ROWS:
↓
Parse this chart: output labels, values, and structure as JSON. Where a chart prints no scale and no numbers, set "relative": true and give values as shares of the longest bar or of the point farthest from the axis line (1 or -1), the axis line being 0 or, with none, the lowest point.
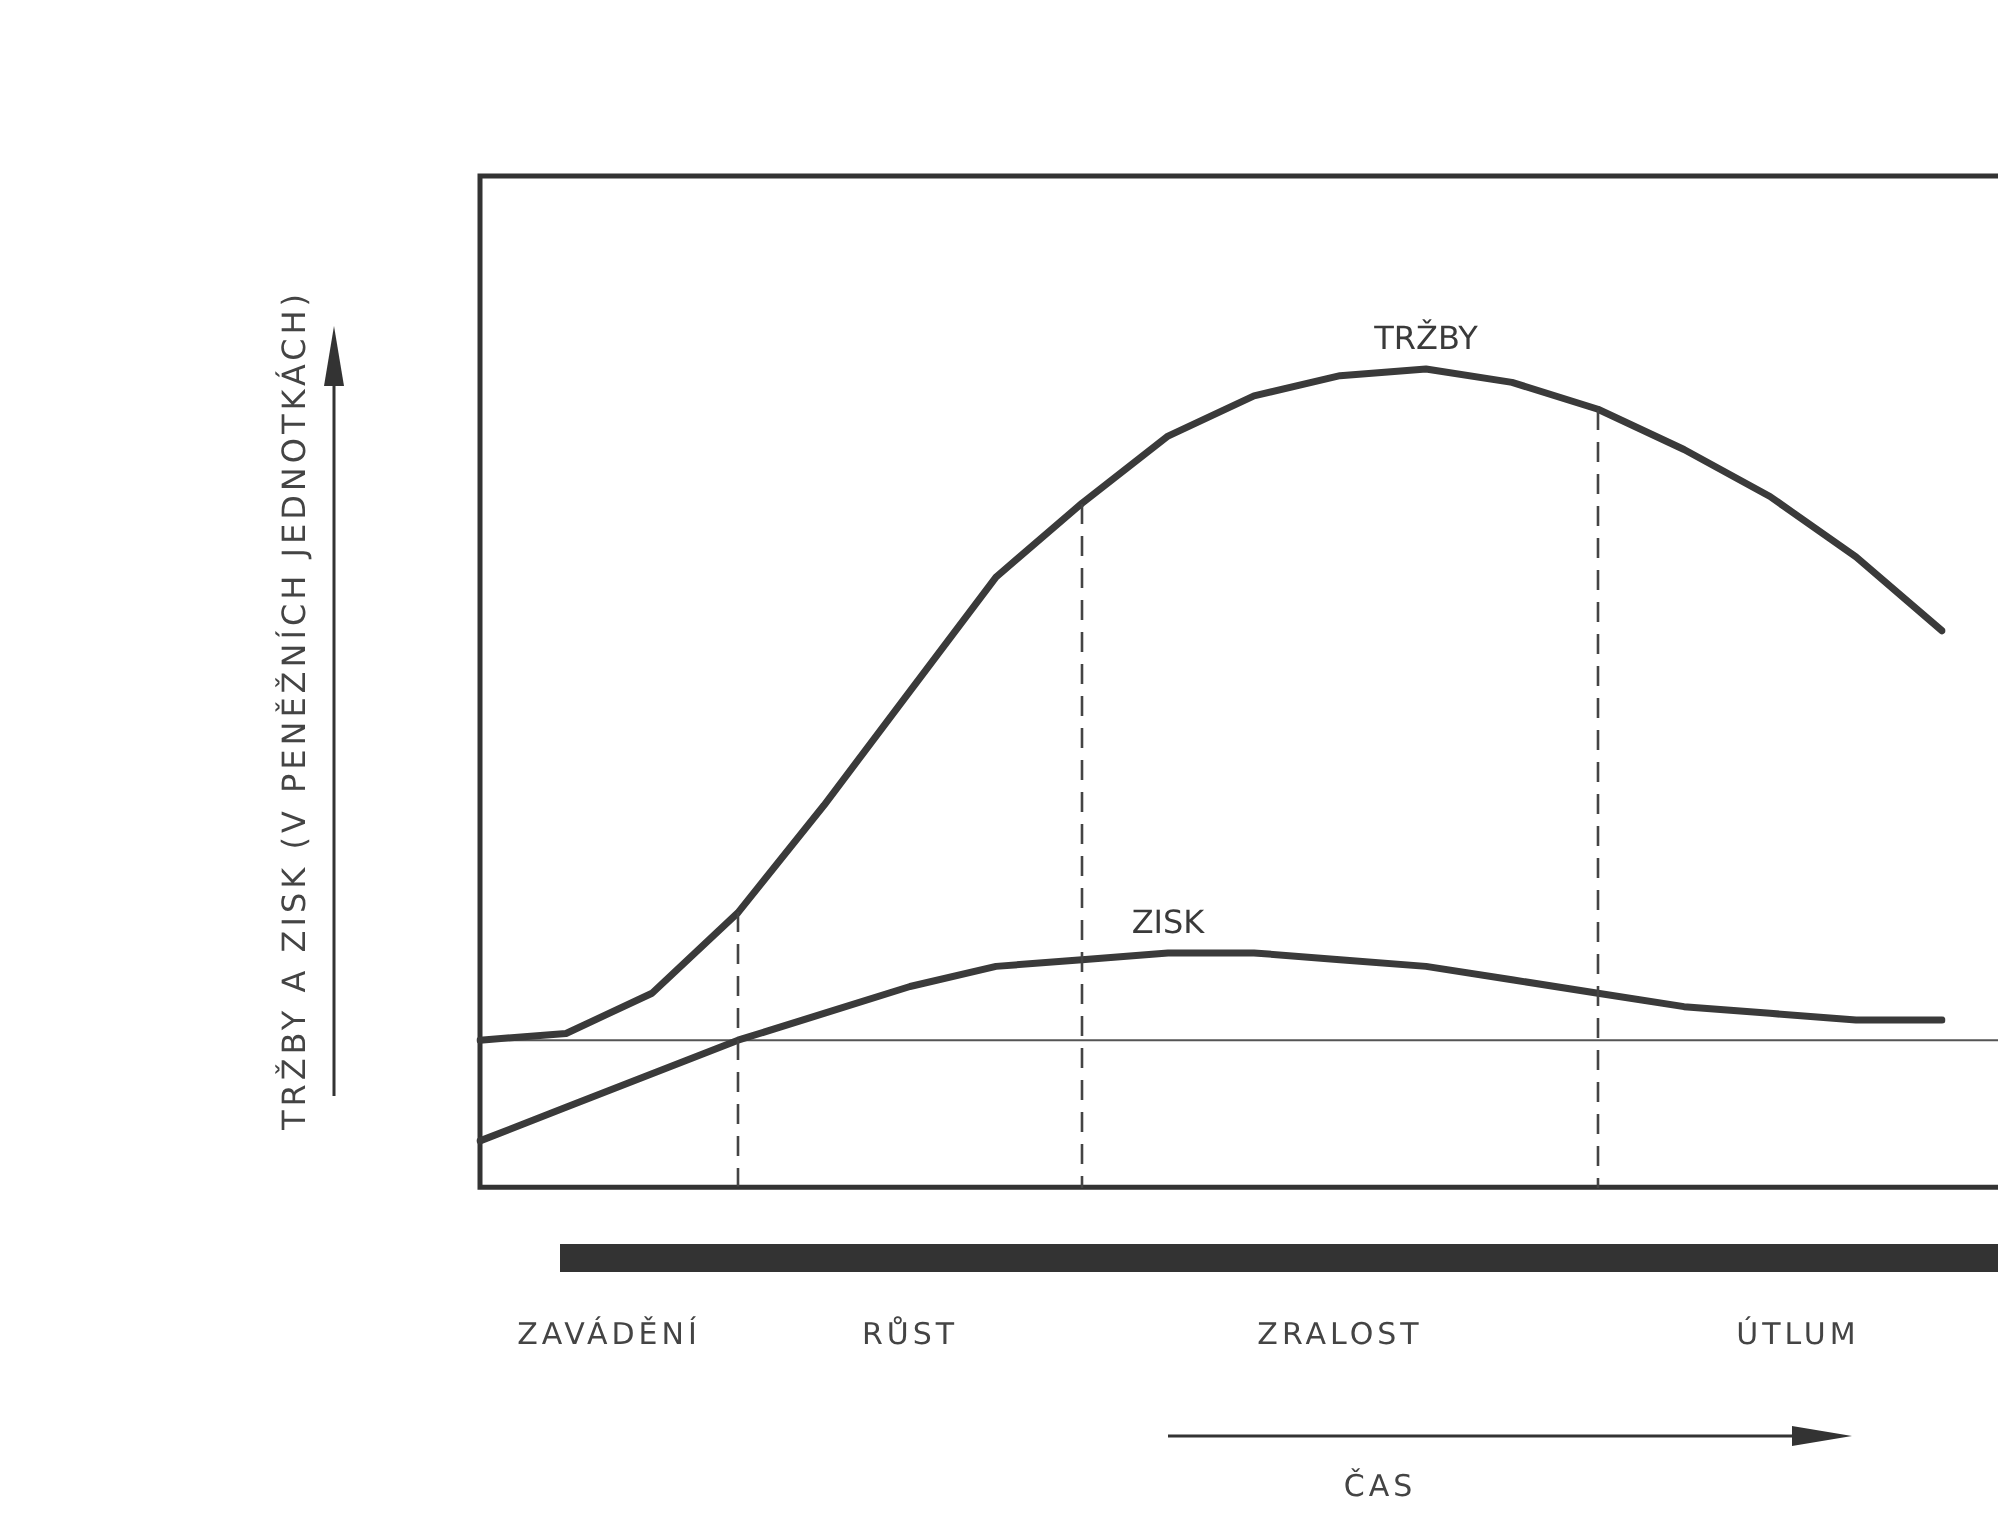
{
  "chart_data": {
    "type": "line",
    "relative": true,
    "legend": false,
    "marker": "none",
    "line_style": "solid",
    "categories": [
      null,
      null,
      null,
      null,
      null,
      null,
      null,
      null,
      null,
      null,
      null,
      null,
      null,
      null,
      null,
      null,
      null,
      null
    ],
    "series": [
      {
        "name": "TRŽBY",
        "color": "#3a3a3a",
        "values": [
          0,
          0.01,
          0.07,
          0.19,
          0.35,
          0.52,
          0.69,
          0.8,
          0.9,
          0.96,
          0.99,
          1,
          0.98,
          0.94,
          0.88,
          0.81,
          0.72,
          0.61
        ]
      },
      {
        "name": "ZISK",
        "color": "#3a3a3a",
        "values": [
          -0.15,
          -0.1,
          -0.05,
          0,
          0.04,
          0.08,
          0.11,
          0.12,
          0.13,
          0.13,
          0.12,
          0.11,
          0.09,
          0.07,
          0.05,
          0.04,
          0.03,
          0.03
        ]
      }
    ],
    "annotations": [
      "ZAVÁDĚNÍ",
      "RŮST",
      "ZRALOST",
      "ÚTLUM",
      "TRŽBY A ZISK (V PENĚŽNÍCH JEDNOTKÁCH)",
      "ČAS"
    ]
  }
}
↑
Quote every entry exactly, with the pictures omitted.

Parse this chart: output labels, values, and structure as JSON. Where a chart prints no scale and no numbers, set "relative": true and give values as shares of the longest bar or of the point farthest from the axis line (1 or -1), the axis line being 0 or, with none, the lowest point.
{
  "chart_data": {
    "type": "line",
    "relative": true,
    "legend": false,
    "marker": "none",
    "line_style": "solid",
    "categories": [
      null,
      null,
      null,
      null,
      null,
      null,
      null,
      null,
      null,
      null,
      null,
      null,
      null,
      null,
      null,
      null,
      null,
      null
    ],
    "series": [
      {
        "name": "TRŽBY",
        "color": "#3a3a3a",
        "values": [
          0,
          0.01,
          0.07,
          0.19,
          0.35,
          0.52,
          0.69,
          0.8,
          0.9,
          0.96,
          0.99,
          1,
          0.98,
          0.94,
          0.88,
          0.81,
          0.72,
          0.61
        ]
      },
      {
        "name": "ZISK",
        "color": "#3a3a3a",
        "values": [
          -0.15,
          -0.1,
          -0.05,
          0,
          0.04,
          0.08,
          0.11,
          0.12,
          0.13,
          0.13,
          0.12,
          0.11,
          0.09,
          0.07,
          0.05,
          0.04,
          0.03,
          0.03
        ]
      }
    ],
    "annotations": [
      "ZAVÁDĚNÍ",
      "RŮST",
      "ZRALOST",
      "ÚTLUM",
      "TRŽBY A ZISK (V PENĚŽNÍCH JEDNOTKÁCH)",
      "ČAS"
    ]
  }
}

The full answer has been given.